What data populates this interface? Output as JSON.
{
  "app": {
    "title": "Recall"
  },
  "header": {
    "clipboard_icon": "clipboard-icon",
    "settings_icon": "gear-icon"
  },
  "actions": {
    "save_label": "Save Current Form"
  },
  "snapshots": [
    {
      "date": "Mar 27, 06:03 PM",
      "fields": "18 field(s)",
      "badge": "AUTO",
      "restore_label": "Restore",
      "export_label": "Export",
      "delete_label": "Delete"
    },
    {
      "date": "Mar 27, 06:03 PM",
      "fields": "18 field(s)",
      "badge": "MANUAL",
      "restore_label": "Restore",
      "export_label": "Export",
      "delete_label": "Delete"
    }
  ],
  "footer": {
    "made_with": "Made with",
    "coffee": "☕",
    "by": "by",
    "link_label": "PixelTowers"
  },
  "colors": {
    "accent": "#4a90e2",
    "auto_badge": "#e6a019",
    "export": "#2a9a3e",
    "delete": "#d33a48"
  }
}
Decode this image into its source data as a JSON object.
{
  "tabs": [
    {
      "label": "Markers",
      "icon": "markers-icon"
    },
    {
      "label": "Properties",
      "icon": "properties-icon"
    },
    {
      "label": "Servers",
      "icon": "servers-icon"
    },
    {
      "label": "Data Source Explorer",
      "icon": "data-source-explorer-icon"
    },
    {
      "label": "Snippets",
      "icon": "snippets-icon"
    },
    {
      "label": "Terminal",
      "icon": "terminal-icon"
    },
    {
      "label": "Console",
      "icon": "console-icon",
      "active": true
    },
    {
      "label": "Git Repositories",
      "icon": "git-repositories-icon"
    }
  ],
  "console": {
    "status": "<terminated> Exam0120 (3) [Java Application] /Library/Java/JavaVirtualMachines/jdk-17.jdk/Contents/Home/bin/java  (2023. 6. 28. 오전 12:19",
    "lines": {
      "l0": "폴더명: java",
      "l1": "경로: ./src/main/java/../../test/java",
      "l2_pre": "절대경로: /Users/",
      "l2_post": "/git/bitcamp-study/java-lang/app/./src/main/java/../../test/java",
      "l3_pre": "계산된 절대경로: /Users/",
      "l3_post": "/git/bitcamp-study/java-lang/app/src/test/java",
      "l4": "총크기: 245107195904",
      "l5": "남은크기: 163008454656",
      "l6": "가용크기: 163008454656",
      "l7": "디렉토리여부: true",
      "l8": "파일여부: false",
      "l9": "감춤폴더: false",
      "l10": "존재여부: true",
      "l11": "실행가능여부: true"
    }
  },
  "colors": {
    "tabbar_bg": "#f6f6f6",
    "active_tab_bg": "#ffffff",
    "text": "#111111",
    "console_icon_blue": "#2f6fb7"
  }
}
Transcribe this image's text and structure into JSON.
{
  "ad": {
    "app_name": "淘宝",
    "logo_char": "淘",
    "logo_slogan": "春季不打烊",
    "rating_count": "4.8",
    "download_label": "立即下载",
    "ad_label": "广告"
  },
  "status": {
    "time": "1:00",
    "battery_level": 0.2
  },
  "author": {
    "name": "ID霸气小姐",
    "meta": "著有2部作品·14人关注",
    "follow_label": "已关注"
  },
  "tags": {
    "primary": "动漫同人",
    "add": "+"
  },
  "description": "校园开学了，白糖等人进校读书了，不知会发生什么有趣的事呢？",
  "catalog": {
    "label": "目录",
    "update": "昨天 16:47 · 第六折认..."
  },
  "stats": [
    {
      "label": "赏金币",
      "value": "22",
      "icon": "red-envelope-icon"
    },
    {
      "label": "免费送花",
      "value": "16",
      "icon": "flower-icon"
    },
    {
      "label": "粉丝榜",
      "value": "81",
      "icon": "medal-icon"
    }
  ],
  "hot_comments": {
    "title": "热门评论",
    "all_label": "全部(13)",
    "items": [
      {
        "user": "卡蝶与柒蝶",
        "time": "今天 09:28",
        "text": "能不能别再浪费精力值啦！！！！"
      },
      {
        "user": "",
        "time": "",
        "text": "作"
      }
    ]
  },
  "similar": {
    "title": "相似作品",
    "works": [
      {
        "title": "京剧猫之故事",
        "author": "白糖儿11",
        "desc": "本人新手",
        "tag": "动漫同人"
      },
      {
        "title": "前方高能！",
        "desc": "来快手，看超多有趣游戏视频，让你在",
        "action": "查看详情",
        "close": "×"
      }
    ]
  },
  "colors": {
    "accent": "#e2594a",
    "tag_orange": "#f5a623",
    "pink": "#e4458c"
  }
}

·····

§ WRITTEN INSTRUCTION
Identify the lines of the entries containing the string "status". Copy each such line.

§ PROBLEM SOLUTION
    "status": "<terminated> Exam0120 (3) [Java Application] /Library/Java/JavaVirtualMachines/jdk-17.jdk/Contents/Home/bin/java  (2023. 6. 28. 오전 12:19",
  "status": {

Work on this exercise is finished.